自立自强的郑忽,让我们很难分辨到底是齐大还是郑大。因为他的身上,散发着一种不依大国的骨气。于是,穿越历史的重重帘幕,我们看到一个雄姿英发的少年英雄,正不屈地追逐着自己的梦想。
第十五章 权力让亲情走开
《七步诗》的故事,早已为大家熟知。据《世说新语&;#8226;文学》所说,哥哥曹丕(文帝)一直忌恨才高辞华的胞弟曹植,终于逮了个机会问罪,并命令他七步作诗,否则将处以极刑。没想到曹丕脸上那狰狞的笑容还未消失,曹植的六句诗已然念完:煮豆持作羹,漉菽以为汁。萁在釜下然,豆在釜中泣。本是同根生,相煎何太急?惊得曹丕目瞪口呆。无奈金口玉言当堂悔改不得,只好“深有悔色”地目送曹植走出宫门。当然,让曹操的接班人来次“惭色秀”料也不难,可事实上,曹丕应该是后悔得肠子都青了吧。所以对书上说的“帝深有惭色”的表现,我是不大相信的。他应该恨自己大意,竟然弄了个对曹植而言简直是小儿科的难题;同时也许在安慰自己:在权力面前,才高八斗是没有多大作用的;你丫也别得意,躲得过初一,你还能躲得了十五么?

→ 所给资料
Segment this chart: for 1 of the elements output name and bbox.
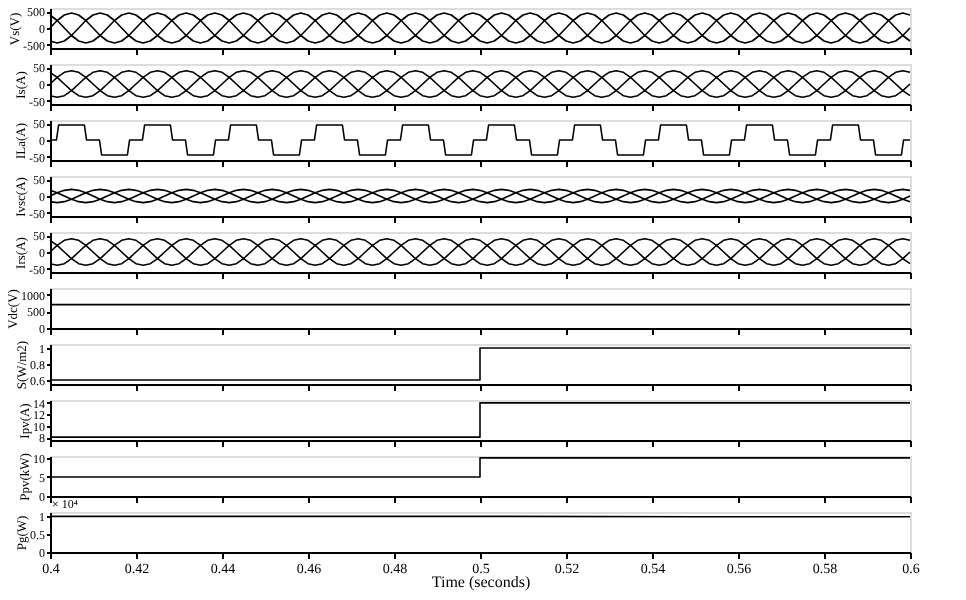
x-axis-title: Time (seconds)	[431, 573, 531, 591]
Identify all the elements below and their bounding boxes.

→ 任务要求
请紧接讲述曹丕与曹植这篇文字的最后一句,续写下一部分。

→ 本题作答
不过,曹植虽然头也不回地跑回自己的封地才喘过一口气来,但他的运气还真可以算是不错的。试想,哪个皇帝杀个人还不像踩死只蚂蚁一样简单?所以他面对的,还算一种极文明的迫害。也许曹丕真是迫于太后的压力而不敢轻易杀了老弟,也许是因为曹丕自己也是一个很不错的文人。虽然他提出了“文人相轻”论,但对这个才华横溢的胞弟,说不定心里倒真有几分佩服。所以,曹植只是屡遭贬爵和改换封地,虽然郁郁而终,倒也不用面对刽子手那寒光闪闪的大刀。也许,如果不是生于帝王之家,如果无须面临权力与亲情的选择,他们完全可以成为一对人人羡慕的好兄弟;其兄弟情义,当不会输于东坡与子由。
奈何既生瑜何生亮,曹丕既为长子,为何又来了个独占天下八斗之才深得曹操喜爱的曹植呢?偏偏曹子建又不安于本分,隐隐然曾有入主东宫之势,便也怪不得当哥哥的心狠手辣。其实,不管怎么说,跟历史上的兄弟阋墙比,曹丕给予弟弟的待遇还不算很差的,甚至有点妇人之仁的味道。不说前两年各种媒体上很火的集前代争权之大智慧的雍正即位后大开杀戒,就是跟春秋时期随处可见的兄弟逐杀比,曹丕也可算仁慈的了。曹植呢,在这场兄弟斗争中,留下了“本是同根生,相煎何太急”的诗句让后人感慨唏嘘。这也说明他只是个贼心已死的老老实实的公子哥儿,跟我们前边说过的共叔段相比,缺乏强烈的反抗精神,更没有彼可取而代之的豪气。当然,这也许是一种“实避父兄”(王世贞语)的策略,否则曹丕便不会如此轻易放过他了。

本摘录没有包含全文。